What you have to do
Give nothing except the number of lines containing the word "インスタート".

— start Data rows —

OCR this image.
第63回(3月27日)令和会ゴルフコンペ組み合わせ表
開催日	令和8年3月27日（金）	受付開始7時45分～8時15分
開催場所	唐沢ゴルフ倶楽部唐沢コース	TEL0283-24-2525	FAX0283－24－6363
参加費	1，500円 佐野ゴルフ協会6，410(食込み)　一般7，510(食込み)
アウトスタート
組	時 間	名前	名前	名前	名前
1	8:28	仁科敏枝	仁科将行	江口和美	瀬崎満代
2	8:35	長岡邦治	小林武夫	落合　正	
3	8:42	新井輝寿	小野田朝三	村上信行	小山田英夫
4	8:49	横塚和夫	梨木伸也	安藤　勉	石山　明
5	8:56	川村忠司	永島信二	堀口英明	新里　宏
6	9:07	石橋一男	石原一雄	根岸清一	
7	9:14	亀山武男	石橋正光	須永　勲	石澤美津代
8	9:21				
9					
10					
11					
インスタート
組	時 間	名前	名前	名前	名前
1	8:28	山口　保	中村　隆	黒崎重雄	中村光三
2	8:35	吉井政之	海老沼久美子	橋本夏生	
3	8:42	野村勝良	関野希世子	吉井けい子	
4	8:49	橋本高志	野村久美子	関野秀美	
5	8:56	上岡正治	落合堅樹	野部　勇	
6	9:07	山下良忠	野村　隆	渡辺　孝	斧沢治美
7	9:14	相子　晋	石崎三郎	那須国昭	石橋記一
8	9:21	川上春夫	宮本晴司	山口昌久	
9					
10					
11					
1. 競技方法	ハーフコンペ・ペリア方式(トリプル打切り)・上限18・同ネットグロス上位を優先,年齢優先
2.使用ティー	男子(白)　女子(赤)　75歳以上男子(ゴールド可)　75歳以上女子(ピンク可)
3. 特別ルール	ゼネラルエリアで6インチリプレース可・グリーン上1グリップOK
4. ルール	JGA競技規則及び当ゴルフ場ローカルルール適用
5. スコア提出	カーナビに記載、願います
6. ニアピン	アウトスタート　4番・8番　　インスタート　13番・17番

— end Data rows —

Exercise response
2